Supplied data:
......
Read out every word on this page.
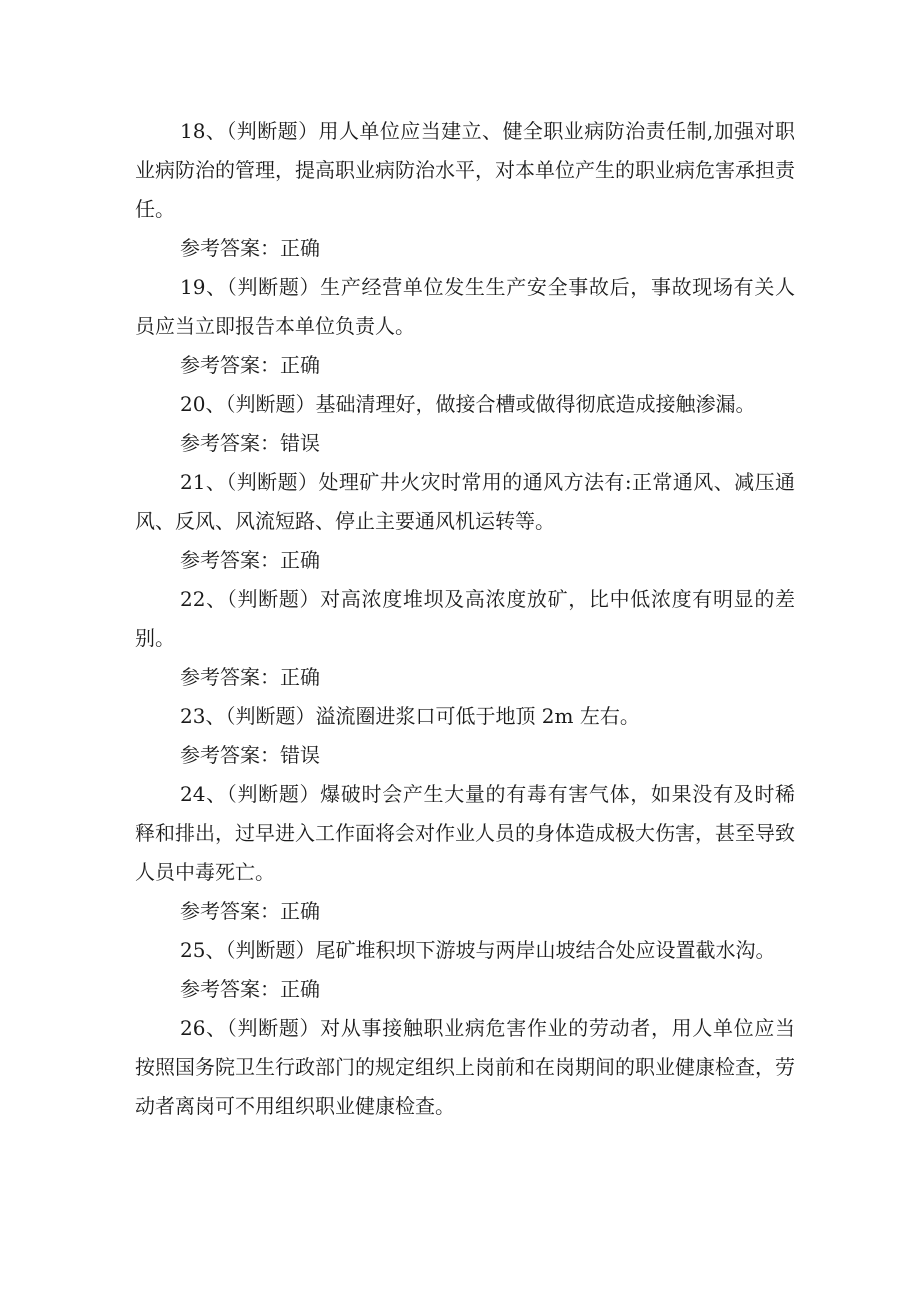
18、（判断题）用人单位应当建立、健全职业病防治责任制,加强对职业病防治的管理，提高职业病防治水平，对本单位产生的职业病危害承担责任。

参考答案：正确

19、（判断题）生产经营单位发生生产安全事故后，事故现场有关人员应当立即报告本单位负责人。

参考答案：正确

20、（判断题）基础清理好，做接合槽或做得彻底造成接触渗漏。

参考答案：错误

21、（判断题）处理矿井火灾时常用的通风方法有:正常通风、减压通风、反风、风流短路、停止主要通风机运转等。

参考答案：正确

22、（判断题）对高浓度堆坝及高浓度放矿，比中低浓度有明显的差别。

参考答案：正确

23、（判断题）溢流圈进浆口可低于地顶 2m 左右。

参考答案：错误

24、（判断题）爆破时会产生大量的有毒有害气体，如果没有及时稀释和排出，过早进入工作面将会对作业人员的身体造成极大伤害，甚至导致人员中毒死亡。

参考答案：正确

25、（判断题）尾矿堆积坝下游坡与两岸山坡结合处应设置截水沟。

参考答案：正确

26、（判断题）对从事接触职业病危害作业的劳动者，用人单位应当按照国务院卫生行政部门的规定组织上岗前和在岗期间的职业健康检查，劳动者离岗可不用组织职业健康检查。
......
Problem description: The records above should be reproduced exactly, with no pictures included.

Reply:
Read out every word on this page.
18、（判断题）用人单位应当建立、健全职业病防治责任制,加强对职业病防治的管理，提高职业病防治水平，对本单位产生的职业病危害承担责任。

参考答案：正确

19、（判断题）生产经营单位发生生产安全事故后，事故现场有关人员应当立即报告本单位负责人。

参考答案：正确

20、（判断题）基础清理好，做接合槽或做得彻底造成接触渗漏。

参考答案：错误

21、（判断题）处理矿井火灾时常用的通风方法有:正常通风、减压通风、反风、风流短路、停止主要通风机运转等。

参考答案：正确

22、（判断题）对高浓度堆坝及高浓度放矿，比中低浓度有明显的差别。

参考答案：正确

23、（判断题）溢流圈进浆口可低于地顶 2m 左右。

参考答案：错误

24、（判断题）爆破时会产生大量的有毒有害气体，如果没有及时稀释和排出，过早进入工作面将会对作业人员的身体造成极大伤害，甚至导致人员中毒死亡。

参考答案：正确

25、（判断题）尾矿堆积坝下游坡与两岸山坡结合处应设置截水沟。

参考答案：正确

26、（判断题）对从事接触职业病危害作业的劳动者，用人单位应当按照国务院卫生行政部门的规定组织上岗前和在岗期间的职业健康检查，劳动者离岗可不用组织职业健康检查。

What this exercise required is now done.